■ **Exercise details**
From the listing below, pull out every line where the string "นนาข" appears.

■ **Records for processing**
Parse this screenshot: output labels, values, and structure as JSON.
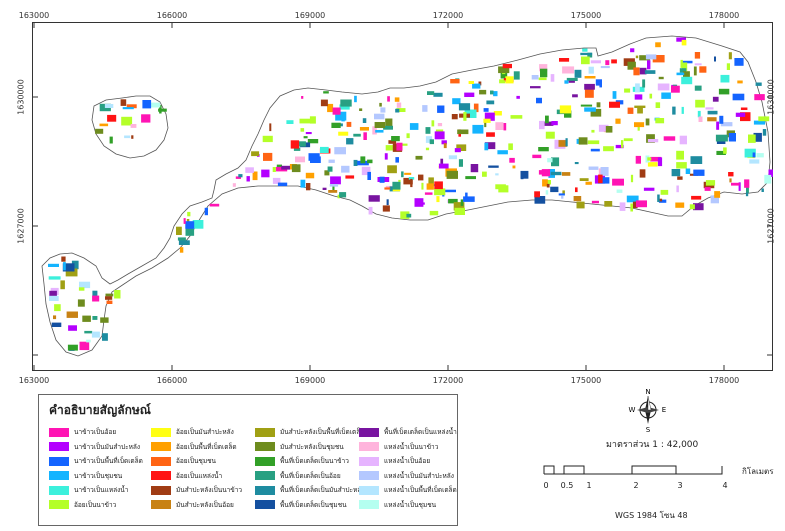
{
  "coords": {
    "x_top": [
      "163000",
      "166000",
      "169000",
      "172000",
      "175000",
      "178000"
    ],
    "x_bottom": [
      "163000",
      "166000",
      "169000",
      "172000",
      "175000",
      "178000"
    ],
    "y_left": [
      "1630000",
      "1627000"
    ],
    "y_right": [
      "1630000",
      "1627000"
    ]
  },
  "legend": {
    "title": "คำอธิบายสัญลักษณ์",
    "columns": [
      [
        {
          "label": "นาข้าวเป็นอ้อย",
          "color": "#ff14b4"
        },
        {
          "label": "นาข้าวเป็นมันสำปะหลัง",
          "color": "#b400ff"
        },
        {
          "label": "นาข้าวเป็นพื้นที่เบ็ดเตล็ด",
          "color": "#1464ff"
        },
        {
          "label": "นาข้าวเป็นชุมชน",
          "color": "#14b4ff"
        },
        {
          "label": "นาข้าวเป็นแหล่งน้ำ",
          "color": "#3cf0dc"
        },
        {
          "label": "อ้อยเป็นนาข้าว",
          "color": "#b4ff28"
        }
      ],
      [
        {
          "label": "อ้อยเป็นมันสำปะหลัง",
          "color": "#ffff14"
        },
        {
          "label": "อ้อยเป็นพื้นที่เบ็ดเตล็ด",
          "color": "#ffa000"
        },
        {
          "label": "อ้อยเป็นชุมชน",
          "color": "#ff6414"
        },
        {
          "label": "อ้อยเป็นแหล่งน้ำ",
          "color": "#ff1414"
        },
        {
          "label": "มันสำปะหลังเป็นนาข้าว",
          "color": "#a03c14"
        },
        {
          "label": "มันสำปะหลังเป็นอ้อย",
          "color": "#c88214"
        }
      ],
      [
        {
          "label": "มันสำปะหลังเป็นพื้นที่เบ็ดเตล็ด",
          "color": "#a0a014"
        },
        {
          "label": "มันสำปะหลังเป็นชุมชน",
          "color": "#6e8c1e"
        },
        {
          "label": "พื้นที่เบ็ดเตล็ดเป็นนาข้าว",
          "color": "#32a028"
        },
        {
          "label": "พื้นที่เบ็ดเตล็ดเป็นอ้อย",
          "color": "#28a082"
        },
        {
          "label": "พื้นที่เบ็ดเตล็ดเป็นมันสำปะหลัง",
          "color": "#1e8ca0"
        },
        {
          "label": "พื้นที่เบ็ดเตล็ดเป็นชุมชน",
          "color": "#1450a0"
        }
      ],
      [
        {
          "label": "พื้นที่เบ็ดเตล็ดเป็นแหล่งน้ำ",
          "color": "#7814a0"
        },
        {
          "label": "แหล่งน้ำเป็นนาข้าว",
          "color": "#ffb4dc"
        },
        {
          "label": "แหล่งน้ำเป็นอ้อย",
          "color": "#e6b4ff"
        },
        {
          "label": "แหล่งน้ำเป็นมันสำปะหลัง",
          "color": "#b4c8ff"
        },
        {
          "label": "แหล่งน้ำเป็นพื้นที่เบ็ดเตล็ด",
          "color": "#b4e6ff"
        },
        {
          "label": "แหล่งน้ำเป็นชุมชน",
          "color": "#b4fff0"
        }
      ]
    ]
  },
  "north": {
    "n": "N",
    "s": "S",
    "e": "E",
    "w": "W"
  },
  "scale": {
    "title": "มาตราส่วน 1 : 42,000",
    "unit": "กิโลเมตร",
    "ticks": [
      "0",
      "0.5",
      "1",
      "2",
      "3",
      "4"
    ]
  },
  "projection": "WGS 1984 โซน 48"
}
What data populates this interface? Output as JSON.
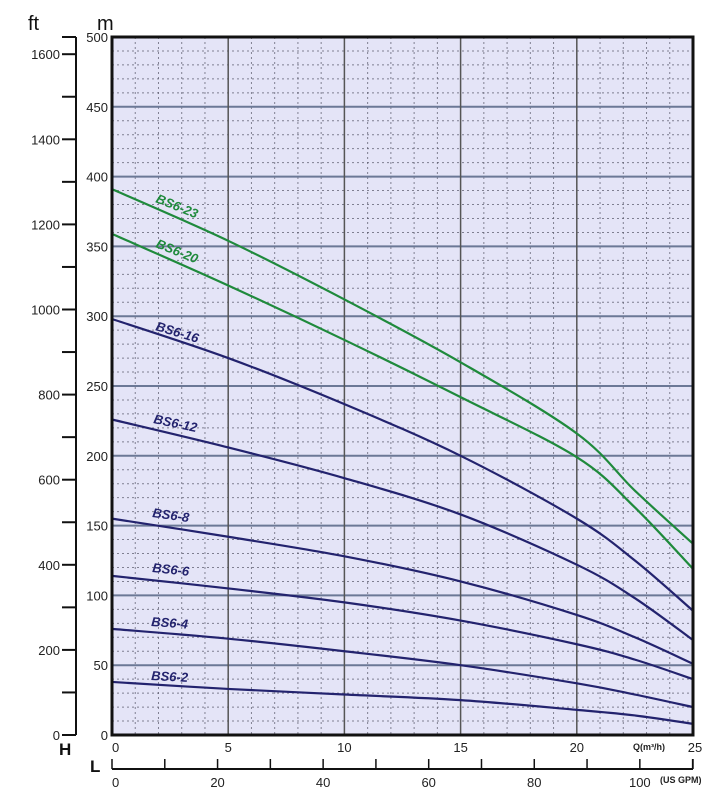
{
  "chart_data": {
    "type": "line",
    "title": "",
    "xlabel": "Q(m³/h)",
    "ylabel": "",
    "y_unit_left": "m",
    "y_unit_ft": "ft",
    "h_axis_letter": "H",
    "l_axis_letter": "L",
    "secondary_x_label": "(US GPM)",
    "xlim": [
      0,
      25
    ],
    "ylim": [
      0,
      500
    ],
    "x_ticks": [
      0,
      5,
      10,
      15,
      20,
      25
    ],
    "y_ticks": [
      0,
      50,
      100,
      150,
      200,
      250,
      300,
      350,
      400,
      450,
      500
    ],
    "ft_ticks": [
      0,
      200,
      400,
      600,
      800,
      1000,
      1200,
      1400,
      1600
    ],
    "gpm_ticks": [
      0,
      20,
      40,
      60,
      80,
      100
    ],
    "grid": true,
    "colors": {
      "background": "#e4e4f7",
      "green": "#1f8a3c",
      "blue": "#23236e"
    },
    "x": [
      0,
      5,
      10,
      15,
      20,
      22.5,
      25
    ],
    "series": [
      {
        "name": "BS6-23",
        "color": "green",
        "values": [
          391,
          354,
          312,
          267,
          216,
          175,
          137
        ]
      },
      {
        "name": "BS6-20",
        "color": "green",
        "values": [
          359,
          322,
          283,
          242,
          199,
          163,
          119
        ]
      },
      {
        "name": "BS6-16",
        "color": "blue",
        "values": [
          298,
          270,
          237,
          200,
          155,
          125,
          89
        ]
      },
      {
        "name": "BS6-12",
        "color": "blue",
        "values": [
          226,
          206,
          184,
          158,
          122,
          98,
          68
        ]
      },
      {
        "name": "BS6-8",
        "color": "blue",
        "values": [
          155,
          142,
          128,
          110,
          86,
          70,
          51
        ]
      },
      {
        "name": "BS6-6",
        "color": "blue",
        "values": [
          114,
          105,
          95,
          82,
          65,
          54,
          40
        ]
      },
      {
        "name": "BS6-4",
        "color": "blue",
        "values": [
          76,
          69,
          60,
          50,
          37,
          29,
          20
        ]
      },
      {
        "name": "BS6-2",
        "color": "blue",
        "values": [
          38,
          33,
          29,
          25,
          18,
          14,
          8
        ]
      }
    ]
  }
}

■ **Task solution**
          "label": "อ้อยเป็นนาข้าว",
          "label": "มันสำปะหลังเป็นนาข้าว",
          "label": "พื้นที่เบ็ดเตล็ดเป็นนาข้าว",
          "label": "แหล่งน้ำเป็นนาข้าว",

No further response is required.